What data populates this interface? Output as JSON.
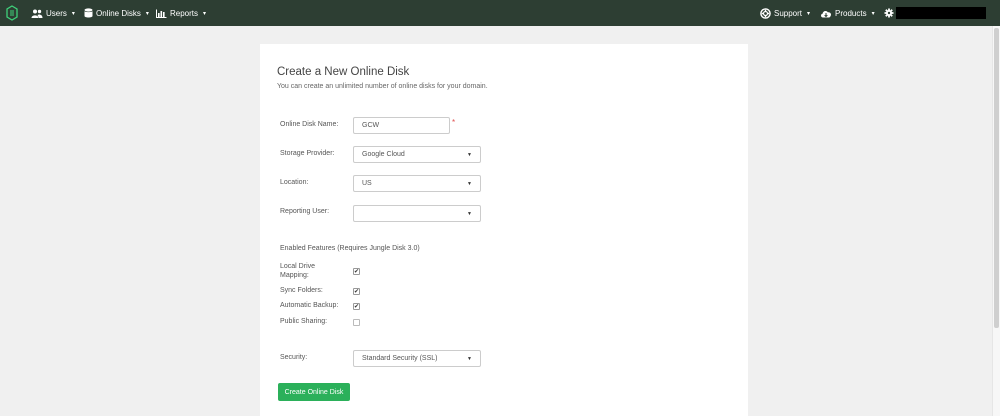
{
  "nav": {
    "users_label": "Users",
    "disks_label": "Online Disks",
    "reports_label": "Reports",
    "support_label": "Support",
    "products_label": "Products",
    "caret": "▾"
  },
  "form": {
    "title": "Create a New Online Disk",
    "subtitle": "You can create an unlimited number of online disks for your domain.",
    "disk_name_label": "Online Disk Name:",
    "disk_name_value": "GCW",
    "required_mark": "*",
    "storage_provider_label": "Storage Provider:",
    "storage_provider_value": "Google Cloud",
    "location_label": "Location:",
    "location_value": "US",
    "reporting_user_label": "Reporting User:",
    "reporting_user_value": "",
    "features_label": "Enabled Features (Requires Jungle Disk 3.0)",
    "features": [
      {
        "label": "Local Drive Mapping:",
        "checked": true
      },
      {
        "label": "Sync Folders:",
        "checked": true
      },
      {
        "label": "Automatic Backup:",
        "checked": true
      },
      {
        "label": "Public Sharing:",
        "checked": false
      }
    ],
    "security_label": "Security:",
    "security_value": "Standard Security (SSL)",
    "submit_label": "Create Online Disk",
    "check_mark": "✔",
    "select_arrow": "▼"
  },
  "colors": {
    "navbar": "#2d3e33",
    "primary_button": "#2bb05a",
    "required": "#e05050"
  }
}
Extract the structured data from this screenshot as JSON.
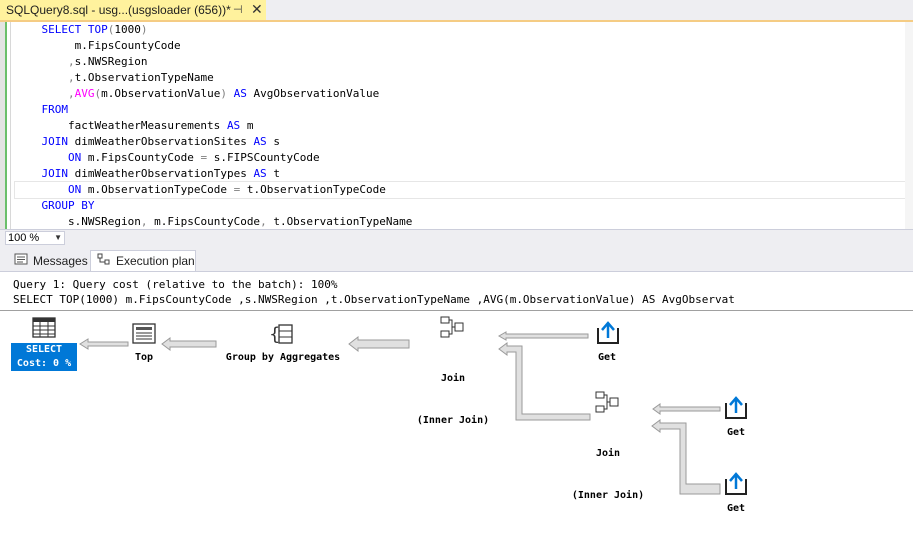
{
  "tab": {
    "title": "SQLQuery8.sql - usg...(usgsloader (656))*",
    "pin_glyph": "⊣",
    "close_glyph": "✕"
  },
  "editor": {
    "lines": [
      {
        "a": "    ",
        "b": "SELECT TOP",
        "c": "(1000)",
        "d": "",
        "e": "",
        "f": ""
      },
      {
        "a": "         m.FipsCountyCode",
        "b": "",
        "c": "",
        "d": "",
        "e": "",
        "f": ""
      },
      {
        "a": "        ",
        "b": "",
        "c": "",
        "d": ",",
        "e": "s.NWSRegion",
        "f": ""
      },
      {
        "a": "        ",
        "b": "",
        "c": "",
        "d": ",",
        "e": "t.ObservationTypeName",
        "f": ""
      },
      {
        "a": "        ",
        "b": "",
        "c": "",
        "d": ",",
        "e": "",
        "f": ""
      }
    ],
    "code": [
      "    SELECT TOP(1000)",
      "         m.FipsCountyCode",
      "        ,s.NWSRegion",
      "        ,t.ObservationTypeName",
      "        ,AVG(m.ObservationValue) AS AvgObservationValue",
      "    FROM",
      "        factWeatherMeasurements AS m",
      "    JOIN dimWeatherObservationSites AS s",
      "        ON m.FipsCountyCode = s.FIPSCountyCode",
      "    JOIN dimWeatherObservationTypes AS t",
      "        ON m.ObservationTypeCode = t.ObservationTypeCode",
      "    GROUP BY",
      "        s.NWSRegion, m.FipsCountyCode, t.ObservationTypeName"
    ]
  },
  "zoom": {
    "value": "100 %",
    "arrow": "▼"
  },
  "result_tabs": [
    {
      "label": "Messages",
      "icon": "messages-icon"
    },
    {
      "label": "Execution plan",
      "icon": "execution-plan-icon"
    }
  ],
  "plan": {
    "cost_line": "Query 1: Query cost (relative to the batch): 100%",
    "query_line": "SELECT TOP(1000) m.FipsCountyCode ,s.NWSRegion ,t.ObservationTypeName ,AVG(m.ObservationValue) AS AvgObservat",
    "operators": {
      "select_name": "SELECT",
      "select_cost": "Cost: 0 %",
      "top": "Top",
      "group_by": "Group by Aggregates",
      "join1": "Join",
      "join1_type": "(Inner Join)",
      "get1": "Get",
      "join2": "Join",
      "join2_type": "(Inner Join)",
      "get2": "Get",
      "get3": "Get"
    }
  },
  "colors": {
    "keyword": "#0000ff",
    "function": "#ff00ff",
    "operator": "#808080",
    "selection": "#0078d7",
    "tab_active": "#fff29d"
  }
}
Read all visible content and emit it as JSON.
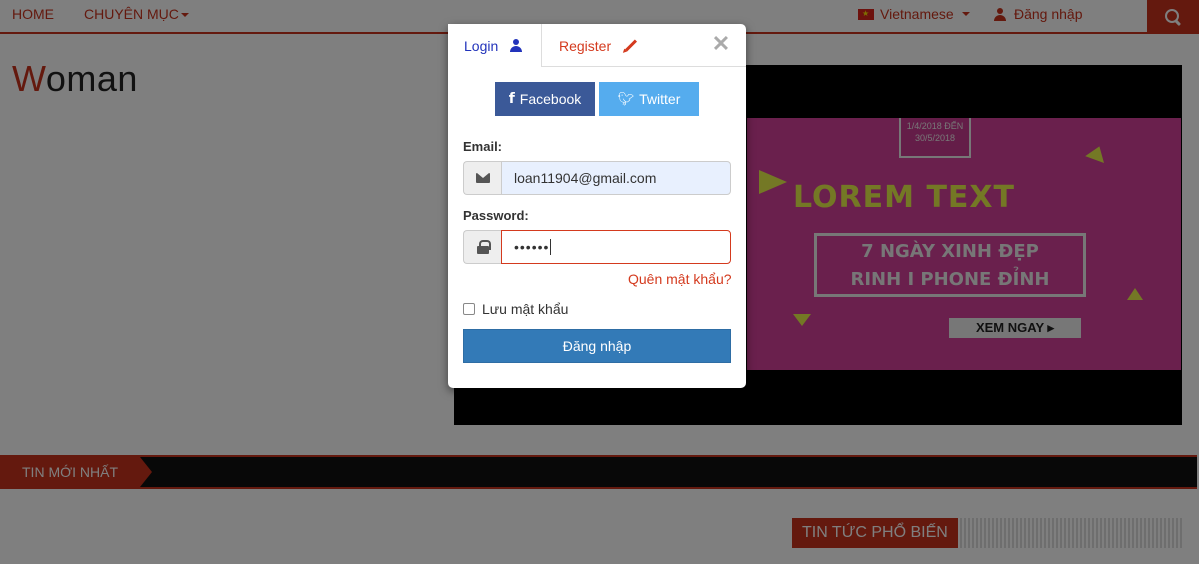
{
  "nav": {
    "home": "HOME",
    "category": "CHUYÊN MỤC",
    "language": "Vietnamese",
    "login": "Đăng nhập"
  },
  "brand": {
    "initial": "W",
    "rest": "oman"
  },
  "banner": {
    "badge": "1/4/2018 ĐẾN 30/5/2018",
    "title": "LOREM TEXT",
    "line1": "7 NGÀY XINH ĐẸP",
    "line2": "RINH I PHONE ĐỈNH",
    "cta": "XEM NGAY ▸"
  },
  "sections": {
    "latest": "TIN MỚI NHẤT",
    "popular": "TIN TỨC PHỔ BIẾN"
  },
  "modal": {
    "tab_login": "Login",
    "tab_register": "Register",
    "close": "✕",
    "facebook": "Facebook",
    "twitter": "Twitter",
    "email_label": "Email:",
    "email_value": "loan11904@gmail.com",
    "password_label": "Password:",
    "password_value": "••••••",
    "forgot": "Quên mật khẩu?",
    "remember": "Lưu mật khẩu",
    "submit": "Đăng nhập"
  },
  "colors": {
    "accent": "#c9321c",
    "primary": "#337ab7",
    "facebook": "#3b5998",
    "twitter": "#55acee",
    "promo_bg": "#d4409a",
    "promo_text": "#e8f04a"
  },
  "icons": [
    "home-icon",
    "caret-down-icon",
    "flag-icon",
    "user-icon",
    "search-icon",
    "pencil-icon",
    "close-icon",
    "facebook-icon",
    "twitter-icon",
    "envelope-icon",
    "lock-icon"
  ]
}
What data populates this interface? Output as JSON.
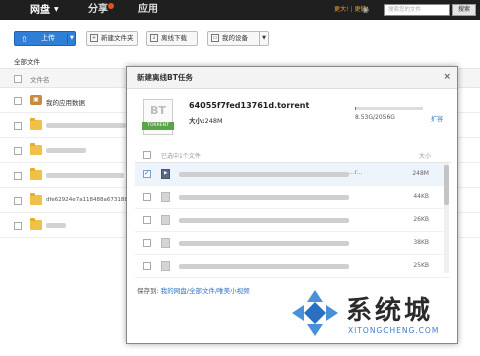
{
  "topbar": {
    "nav_disk": "网盘",
    "nav_share": "分享",
    "nav_apps": "应用",
    "links": [
      "更大!",
      "更快!"
    ],
    "search_placeholder": "搜索您的文件",
    "search_button": "搜索"
  },
  "toolbar": {
    "upload_label": "上传",
    "new_folder_label": "新建文件夹",
    "offline_download_label": "离线下载",
    "my_devices_label": "我的设备"
  },
  "breadcrumb": "全部文件",
  "list": {
    "column_filename": "文件名",
    "rows": [
      {
        "name": "我的应用数据",
        "type": "app"
      },
      {
        "name": "",
        "type": "folder"
      },
      {
        "name": "",
        "type": "folder"
      },
      {
        "name": "",
        "type": "folder"
      },
      {
        "name": "dfe62924e7a118488a673188",
        "type": "folder"
      },
      {
        "name": "",
        "type": "folder"
      }
    ]
  },
  "dialog": {
    "title": "新建离线BT任务",
    "close_glyph": "×",
    "bt_icon_text": "BT",
    "bt_icon_badge": "TORRENT",
    "torrent_name": "64055f7fed13761d.torrent",
    "size_key": "大小:",
    "size_value": "248M",
    "quota_text": "8.53G/2056G",
    "quota_fraction": 0.004,
    "expand_link": "扩容",
    "selected_text": "已选中1个文件",
    "size_column": "大小",
    "files": [
      {
        "checked": true,
        "kind": "video",
        "size": "248M"
      },
      {
        "checked": false,
        "kind": "file",
        "size": "44KB"
      },
      {
        "checked": false,
        "kind": "file",
        "size": "26KB"
      },
      {
        "checked": false,
        "kind": "file",
        "size": "38KB"
      },
      {
        "checked": false,
        "kind": "file",
        "size": "25KB"
      }
    ],
    "save_label": "保存到:",
    "save_path": "我的网盘/全部文件/唯美小视频"
  },
  "watermark": {
    "title": "系统城",
    "url": "XITONGCHENG.COM"
  },
  "colors": {
    "topbar_bg": "#1f1f1f",
    "accent_blue": "#2f7fd6",
    "link_orange": "#f0a030"
  }
}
+++++
● Aim of the task
Every line above should be returned word for word, with the pictures left behind.

● Finished exercise
What data populates this interface? Output as JSON.
{
  "nav": {
    "users_label": "Users",
    "disks_label": "Online Disks",
    "reports_label": "Reports",
    "support_label": "Support",
    "products_label": "Products",
    "caret": "▾"
  },
  "form": {
    "title": "Create a New Online Disk",
    "subtitle": "You can create an unlimited number of online disks for your domain.",
    "disk_name_label": "Online Disk Name:",
    "disk_name_value": "GCW",
    "required_mark": "*",
    "storage_provider_label": "Storage Provider:",
    "storage_provider_value": "Google Cloud",
    "location_label": "Location:",
    "location_value": "US",
    "reporting_user_label": "Reporting User:",
    "reporting_user_value": "",
    "features_label": "Enabled Features (Requires Jungle Disk 3.0)",
    "features": [
      {
        "label": "Local Drive Mapping:",
        "checked": true
      },
      {
        "label": "Sync Folders:",
        "checked": true
      },
      {
        "label": "Automatic Backup:",
        "checked": true
      },
      {
        "label": "Public Sharing:",
        "checked": false
      }
    ],
    "security_label": "Security:",
    "security_value": "Standard Security (SSL)",
    "submit_label": "Create Online Disk",
    "check_mark": "✔",
    "select_arrow": "▼"
  },
  "colors": {
    "navbar": "#2d3e33",
    "primary_button": "#2bb05a",
    "required": "#e05050"
  }
}
Extract the structured data from this screenshot as JSON.
{
  "tab": {
    "title": "SQLQuery8.sql - usg...(usgsloader (656))*",
    "pin_glyph": "⊣",
    "close_glyph": "✕"
  },
  "editor": {
    "lines": [
      {
        "a": "    ",
        "b": "SELECT TOP",
        "c": "(1000)",
        "d": "",
        "e": "",
        "f": ""
      },
      {
        "a": "         m.FipsCountyCode",
        "b": "",
        "c": "",
        "d": "",
        "e": "",
        "f": ""
      },
      {
        "a": "        ",
        "b": "",
        "c": "",
        "d": ",",
        "e": "s.NWSRegion",
        "f": ""
      },
      {
        "a": "        ",
        "b": "",
        "c": "",
        "d": ",",
        "e": "t.ObservationTypeName",
        "f": ""
      },
      {
        "a": "        ",
        "b": "",
        "c": "",
        "d": ",",
        "e": "",
        "f": ""
      }
    ],
    "code": [
      "    SELECT TOP(1000)",
      "         m.FipsCountyCode",
      "        ,s.NWSRegion",
      "        ,t.ObservationTypeName",
      "        ,AVG(m.ObservationValue) AS AvgObservationValue",
      "    FROM",
      "        factWeatherMeasurements AS m",
      "    JOIN dimWeatherObservationSites AS s",
      "        ON m.FipsCountyCode = s.FIPSCountyCode",
      "    JOIN dimWeatherObservationTypes AS t",
      "        ON m.ObservationTypeCode = t.ObservationTypeCode",
      "    GROUP BY",
      "        s.NWSRegion, m.FipsCountyCode, t.ObservationTypeName"
    ]
  },
  "zoom": {
    "value": "100 %",
    "arrow": "▼"
  },
  "result_tabs": [
    {
      "label": "Messages",
      "icon": "messages-icon"
    },
    {
      "label": "Execution plan",
      "icon": "execution-plan-icon"
    }
  ],
  "plan": {
    "cost_line": "Query 1: Query cost (relative to the batch): 100%",
    "query_line": "SELECT TOP(1000) m.FipsCountyCode ,s.NWSRegion ,t.ObservationTypeName ,AVG(m.ObservationValue) AS AvgObservat",
    "operators": {
      "select_name": "SELECT",
      "select_cost": "Cost: 0 %",
      "top": "Top",
      "group_by": "Group by Aggregates",
      "join1": "Join",
      "join1_type": "(Inner Join)",
      "get1": "Get",
      "join2": "Join",
      "join2_type": "(Inner Join)",
      "get2": "Get",
      "get3": "Get"
    }
  },
  "colors": {
    "keyword": "#0000ff",
    "function": "#ff00ff",
    "operator": "#808080",
    "selection": "#0078d7",
    "tab_active": "#fff29d"
  }
}
Read all visible content and emit it as JSON.
{
  "nav": {
    "home": "HOME",
    "category": "CHUYÊN MỤC",
    "language": "Vietnamese",
    "login": "Đăng nhập"
  },
  "brand": {
    "initial": "W",
    "rest": "oman"
  },
  "banner": {
    "badge": "1/4/2018 ĐẾN 30/5/2018",
    "title": "LOREM TEXT",
    "line1": "7 NGÀY XINH ĐẸP",
    "line2": "RINH I PHONE ĐỈNH",
    "cta": "XEM NGAY ▸"
  },
  "sections": {
    "latest": "TIN MỚI NHẤT",
    "popular": "TIN TỨC PHỔ BIẾN"
  },
  "modal": {
    "tab_login": "Login",
    "tab_register": "Register",
    "close": "✕",
    "facebook": "Facebook",
    "twitter": "Twitter",
    "email_label": "Email:",
    "email_value": "loan11904@gmail.com",
    "password_label": "Password:",
    "password_value": "••••••",
    "forgot": "Quên mật khẩu?",
    "remember": "Lưu mật khẩu",
    "submit": "Đăng nhập"
  },
  "colors": {
    "accent": "#c9321c",
    "primary": "#337ab7",
    "facebook": "#3b5998",
    "twitter": "#55acee",
    "promo_bg": "#d4409a",
    "promo_text": "#e8f04a"
  },
  "icons": [
    "home-icon",
    "caret-down-icon",
    "flag-icon",
    "user-icon",
    "search-icon",
    "pencil-icon",
    "close-icon",
    "facebook-icon",
    "twitter-icon",
    "envelope-icon",
    "lock-icon"
  ]
}
What data populates this interface? Output as JSON.
{
  "topbar": {
    "nav_disk": "网盘",
    "nav_share": "分享",
    "nav_apps": "应用",
    "links": [
      "更大!",
      "更快!"
    ],
    "search_placeholder": "搜索您的文件",
    "search_button": "搜索"
  },
  "toolbar": {
    "upload_label": "上传",
    "new_folder_label": "新建文件夹",
    "offline_download_label": "离线下载",
    "my_devices_label": "我的设备"
  },
  "breadcrumb": "全部文件",
  "list": {
    "column_filename": "文件名",
    "rows": [
      {
        "name": "我的应用数据",
        "type": "app"
      },
      {
        "name": "",
        "type": "folder"
      },
      {
        "name": "",
        "type": "folder"
      },
      {
        "name": "",
        "type": "folder"
      },
      {
        "name": "dfe62924e7a118488a673188",
        "type": "folder"
      },
      {
        "name": "",
        "type": "folder"
      }
    ]
  },
  "dialog": {
    "title": "新建离线BT任务",
    "close_glyph": "×",
    "bt_icon_text": "BT",
    "bt_icon_badge": "TORRENT",
    "torrent_name": "64055f7fed13761d.torrent",
    "size_key": "大小:",
    "size_value": "248M",
    "quota_text": "8.53G/2056G",
    "quota_fraction": 0.004,
    "expand_link": "扩容",
    "selected_text": "已选中1个文件",
    "size_column": "大小",
    "files": [
      {
        "checked": true,
        "kind": "video",
        "size": "248M"
      },
      {
        "checked": false,
        "kind": "file",
        "size": "44KB"
      },
      {
        "checked": false,
        "kind": "file",
        "size": "26KB"
      },
      {
        "checked": false,
        "kind": "file",
        "size": "38KB"
      },
      {
        "checked": false,
        "kind": "file",
        "size": "25KB"
      }
    ],
    "save_label": "保存到:",
    "save_path": "我的网盘/全部文件/唯美小视频"
  },
  "watermark": {
    "title": "系统城",
    "url": "XITONGCHENG.COM"
  },
  "colors": {
    "topbar_bg": "#1f1f1f",
    "accent_blue": "#2f7fd6",
    "link_orange": "#f0a030"
  }
}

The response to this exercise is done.